Sort through the entries below and pull out lines containing the word "NOTA".
>> Start Records provided
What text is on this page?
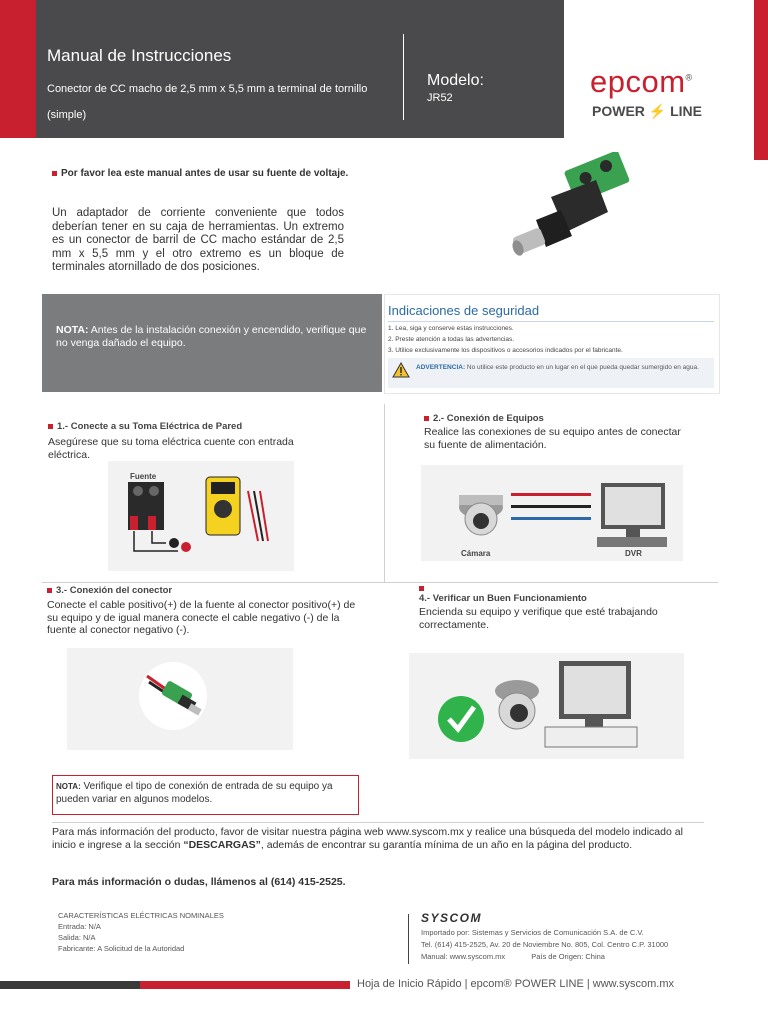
Manual de Instrucciones
Conector de CC macho de 2,5 mm x 5,5 mm a terminal de tornillo (simple)
Modelo:
JR52	epcom®
POWER ⚡ LINE
Por favor lea este manual antes de usar su fuente de voltaje.
Un adaptador de corriente conveniente que todos deberían tener en su caja de herramientas. Un extremo es un conector de barril de CC macho estándar de 2,5 mm x 5,5 mm y el otro extremo es un bloque de terminales atornillado de dos posiciones.
NOTA: Antes de la instalación conexión y encendido, verifique que no venga dañado el equipo.
Indicaciones de seguridad
1. Lea, siga y conserve estas instrucciones.
2. Preste atención a todas las advertencias.
3. Utilice exclusivamente los dispositivos o accesorios indicados por el fabricante.
ADVERTENCIA: No utilice este producto en un lugar en el que pueda quedar sumergido en agua.
1.- Conecte a su Toma Eléctrica de Pared
Asegúrese que su toma eléctrica cuente con entrada eléctrica.
Fuente
2.- Conexión de Equipos
Realice las conexiones de su equipo antes de conectar su fuente de alimentación.
Cámara	DVR
3.- Conexión del conector
Conecte el cable positivo(+) de la fuente al conector positivo(+) de su equipo y de igual manera conecte el cable negativo (-) de la fuente al conector negativo (-).
4.- Verificar un Buen Funcionamiento
Encienda su equipo y verifique que esté trabajando correctamente.
NOTA: Verifique el tipo de conexión de entrada de su equipo ya pueden variar en algunos modelos.
Para más información del producto, favor de visitar nuestra página web www.syscom.mx y realice una búsqueda del modelo indicado al inicio e ingrese a la sección “DESCARGAS”, además de encontrar su garantía mínima de un año en la página del producto.
Para más información o dudas, llámenos al (614) 415-2525.
CARACTERÍSTICAS ELÉCTRICAS NOMINALES
Entrada: N/A
Salida: N/A
Fabricante: A Solicitud de la Autoridad
SYSCOM
Importado por: Sistemas y Servicios de Comunicación S.A. de C.V.
Tel. (614) 415-2525, Av. 20 de Noviembre No. 805, Col. Centro C.P. 31000
Manual: www.syscom.mx	País de Origen: China
Hoja de Inicio Rápido | epcom® POWER LINE | www.syscom.mx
>> End Records provided
▶ _Answer_
NOTA: Antes de la instalación conexión y encendido, verifique que no venga dañado el equipo.
NOTA: Verifique el tipo de conexión de entrada de su equipo ya pueden variar en algunos modelos.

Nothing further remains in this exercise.